WHAT NEEDS TO BE DONE:
Report every line below that holds the word "spending".

--*--

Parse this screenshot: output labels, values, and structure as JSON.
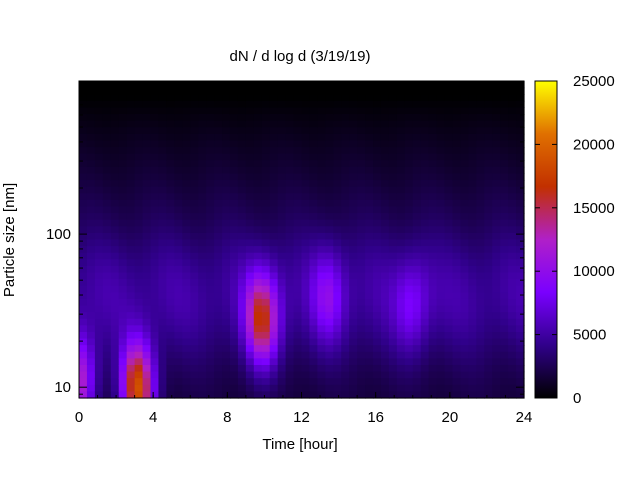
{
  "chart_data": {
    "type": "heatmap",
    "title": "dN / d log d (3/19/19)",
    "xlabel": "Time [hour]",
    "ylabel": "Particle size [nm]",
    "xlim": [
      0,
      24
    ],
    "xticks": [
      0,
      4,
      8,
      12,
      16,
      20,
      24
    ],
    "y_scale": "log",
    "ylim": [
      8.5,
      1000
    ],
    "yticks": [
      10,
      100
    ],
    "colorbar": {
      "range": [
        0,
        25000
      ],
      "ticks": [
        0,
        5000,
        10000,
        15000,
        20000,
        25000
      ],
      "palette": [
        "#000000",
        "#30008a",
        "#7a00ff",
        "#b020c8",
        "#c23000",
        "#e07000",
        "#ffff00"
      ]
    },
    "grid": false,
    "legend": "none",
    "features": [
      {
        "time_hour": 0.0,
        "size_nm": 11,
        "value": 15000
      },
      {
        "time_hour": 3.2,
        "size_nm": 10,
        "value": 20000
      },
      {
        "time_hour": 9.9,
        "size_nm": 28,
        "value": 16000
      },
      {
        "time_hour": 13.5,
        "size_nm": 40,
        "value": 8500
      },
      {
        "time_hour": 18.0,
        "size_nm": 35,
        "value": 8000
      }
    ],
    "background_level": 5500,
    "missing_data_size_nm": 850
  }
}
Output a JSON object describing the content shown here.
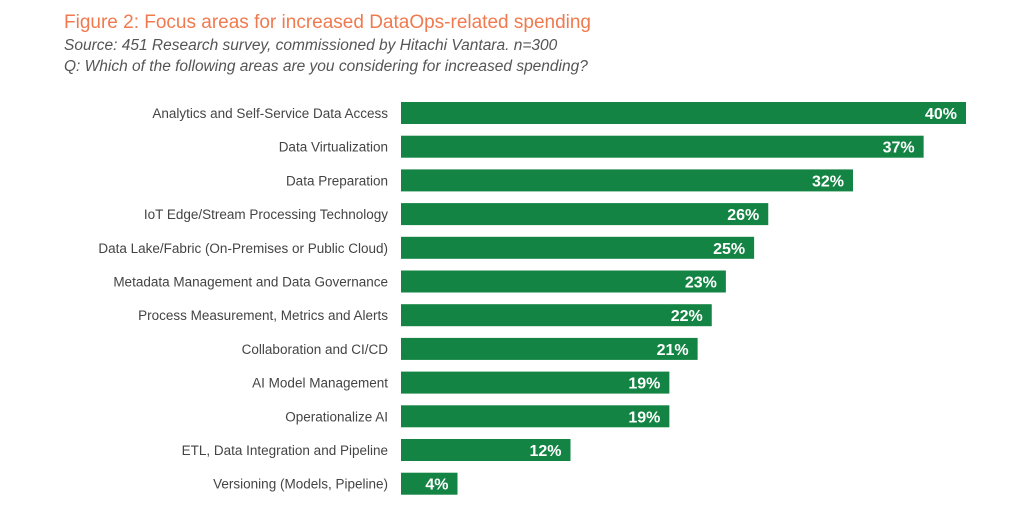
{
  "chart_data": {
    "type": "bar",
    "orientation": "horizontal",
    "title": "Figure 2: Focus areas for increased DataOps-related spending",
    "subtitle": "Source: 451 Research survey, commissioned by Hitachi Vantara. n=300",
    "question": "Q: Which of the following areas are you considering for increased spending?",
    "categories": [
      "Analytics and Self-Service Data Access",
      "Data Virtualization",
      "Data Preparation",
      "IoT Edge/Stream Processing Technology",
      "Data Lake/Fabric (On-Premises or Public Cloud)",
      "Metadata Management and Data Governance",
      "Process Measurement, Metrics and Alerts",
      "Collaboration and CI/CD",
      "AI Model Management",
      "Operationalize AI",
      "ETL, Data Integration and Pipeline",
      "Versioning (Models, Pipeline)"
    ],
    "values": [
      40,
      37,
      32,
      26,
      25,
      23,
      22,
      21,
      19,
      19,
      12,
      4
    ],
    "value_labels": [
      "40%",
      "37%",
      "32%",
      "26%",
      "25%",
      "23%",
      "22%",
      "21%",
      "19%",
      "19%",
      "12%",
      "4%"
    ],
    "unit": "%",
    "xlim": [
      0,
      40
    ],
    "grid": false,
    "legend": "none",
    "colors": {
      "bar": "#138443",
      "title": "#f07a4f",
      "label_text": "#444444",
      "value_text": "#ffffff"
    }
  }
}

--*--

SOLUTION FOR THIS TASK:
    "title": "Figure 2: Focus areas for increased DataOps-related spending",
    "question": "Q: Which of the following areas are you considering for increased spending?",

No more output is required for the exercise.